### Stated goal
Count the lines of the material that contain the string "書法字體", and reply with the number alone.

Annotated element entries
__________________________________________________

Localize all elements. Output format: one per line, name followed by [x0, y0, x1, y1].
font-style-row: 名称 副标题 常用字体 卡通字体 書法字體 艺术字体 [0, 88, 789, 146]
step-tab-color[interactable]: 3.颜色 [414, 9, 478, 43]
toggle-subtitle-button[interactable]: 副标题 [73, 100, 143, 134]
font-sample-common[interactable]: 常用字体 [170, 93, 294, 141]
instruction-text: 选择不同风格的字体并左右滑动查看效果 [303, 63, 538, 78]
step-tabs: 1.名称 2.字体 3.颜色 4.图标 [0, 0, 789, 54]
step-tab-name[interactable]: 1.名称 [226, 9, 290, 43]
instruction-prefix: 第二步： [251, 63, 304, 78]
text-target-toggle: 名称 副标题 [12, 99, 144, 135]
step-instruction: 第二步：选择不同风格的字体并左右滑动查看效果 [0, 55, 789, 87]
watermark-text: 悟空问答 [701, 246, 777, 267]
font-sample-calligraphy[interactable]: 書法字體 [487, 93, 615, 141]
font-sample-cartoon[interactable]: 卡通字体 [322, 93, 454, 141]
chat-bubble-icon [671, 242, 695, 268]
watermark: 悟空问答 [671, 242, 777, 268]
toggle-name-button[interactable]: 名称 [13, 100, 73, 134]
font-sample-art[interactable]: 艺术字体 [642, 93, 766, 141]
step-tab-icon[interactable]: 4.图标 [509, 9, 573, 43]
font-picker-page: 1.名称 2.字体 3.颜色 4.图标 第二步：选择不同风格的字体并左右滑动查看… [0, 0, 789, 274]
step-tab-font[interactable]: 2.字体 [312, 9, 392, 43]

__________________________________________________

### Answer to the task
2